**Instructions to follow:**
Return each line containing the string "贪图小利".

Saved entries
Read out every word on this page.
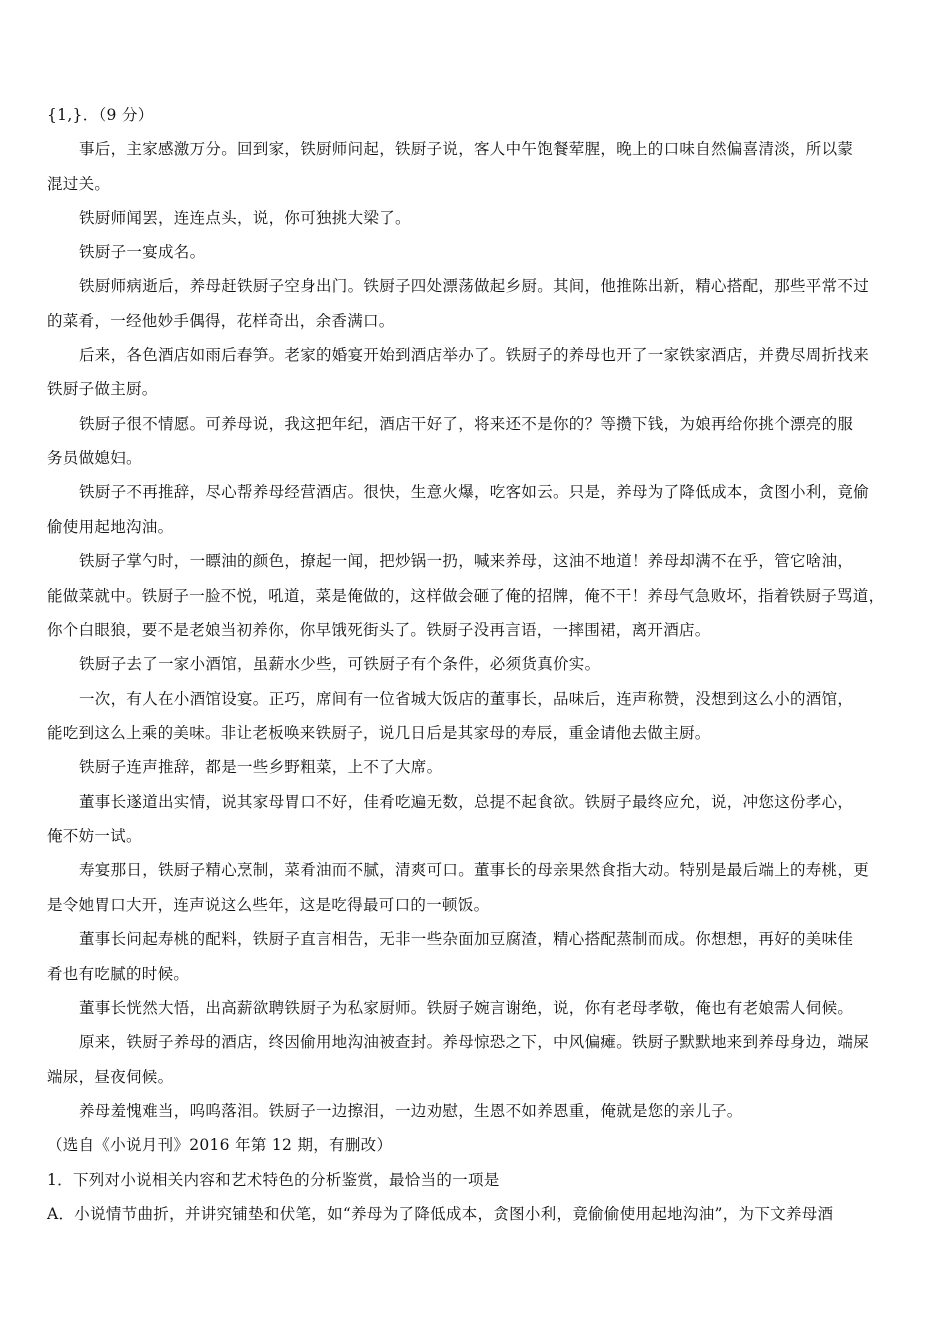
{1,}．（9 分）
事后，主家感激万分。回到家，铁厨师问起，铁厨子说，客人中午饱餐荤腥，晚上的口味自然偏喜清淡，所以蒙
混过关。
铁厨师闻罢，连连点头，说，你可独挑大梁了。
铁厨子一宴成名。
铁厨师病逝后，养母赶铁厨子空身出门。铁厨子四处漂荡做起乡厨。其间，他推陈出新，精心搭配，那些平常不过
的菜肴，一经他妙手偶得，花样奇出，余香满口。
后来，各色酒店如雨后春笋。老家的婚宴开始到酒店举办了。铁厨子的养母也开了一家铁家酒店，并费尽周折找来
铁厨子做主厨。
铁厨子很不情愿。可养母说，我这把年纪，酒店干好了，将来还不是你的？等攒下钱，为娘再给你挑个漂亮的服
务员做媳妇。
铁厨子不再推辞，尽心帮养母经营酒店。很快，生意火爆，吃客如云。只是，养母为了降低成本，贪图小利，竟偷
偷使用起地沟油。
铁厨子掌勺时，一瞟油的颜色，撩起一闻，把炒锅一扔，喊来养母，这油不地道！养母却满不在乎，管它啥油，
能做菜就中。铁厨子一脸不悦，吼道，菜是俺做的，这样做会砸了俺的招牌，俺不干！养母气急败坏，指着铁厨子骂道，
你个白眼狼，要不是老娘当初养你，你早饿死街头了。铁厨子没再言语，一摔围裙，离开酒店。
铁厨子去了一家小酒馆，虽薪水少些，可铁厨子有个条件，必须货真价实。
一次，有人在小酒馆设宴。正巧，席间有一位省城大饭店的董事长，品味后，连声称赞，没想到这么小的酒馆，
能吃到这么上乘的美味。非让老板唤来铁厨子，说几日后是其家母的寿辰，重金请他去做主厨。
铁厨子连声推辞，都是一些乡野粗菜，上不了大席。
董事长遂道出实情，说其家母胃口不好，佳肴吃遍无数，总提不起食欲。铁厨子最终应允，说，冲您这份孝心，
俺不妨一试。
寿宴那日，铁厨子精心烹制，菜肴油而不腻，清爽可口。董事长的母亲果然食指大动。特别是最后端上的寿桃，更
是令她胃口大开，连声说这么些年，这是吃得最可口的一顿饭。
董事长问起寿桃的配料，铁厨子直言相告，无非一些杂面加豆腐渣，精心搭配蒸制而成。你想想，再好的美味佳
肴也有吃腻的时候。
董事长恍然大悟，出高薪欲聘铁厨子为私家厨师。铁厨子婉言谢绝，说，你有老母孝敬，俺也有老娘需人伺候。
原来，铁厨子养母的酒店，终因偷用地沟油被查封。养母惊恐之下，中风偏瘫。铁厨子默默地来到养母身边，端屎
端尿，昼夜伺候。
养母羞愧难当，呜呜落泪。铁厨子一边擦泪，一边劝慰，生恩不如养恩重，俺就是您的亲儿子。
（选自《小说月刊》2016 年第 12 期，有删改）
1．下列对小说相关内容和艺术特色的分析鉴赏，最恰当的一项是
A．小说情节曲折，并讲究铺垫和伏笔，如“养母为了降低成本，贪图小利，竟偷偷使用起地沟油”，为下文养母酒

**Result of the exercise:**
铁厨子不再推辞，尽心帮养母经营酒店。很快，生意火爆，吃客如云。只是，养母为了降低成本，贪图小利，竟偷
A．小说情节曲折，并讲究铺垫和伏笔，如“养母为了降低成本，贪图小利，竟偷偷使用起地沟油”，为下文养母酒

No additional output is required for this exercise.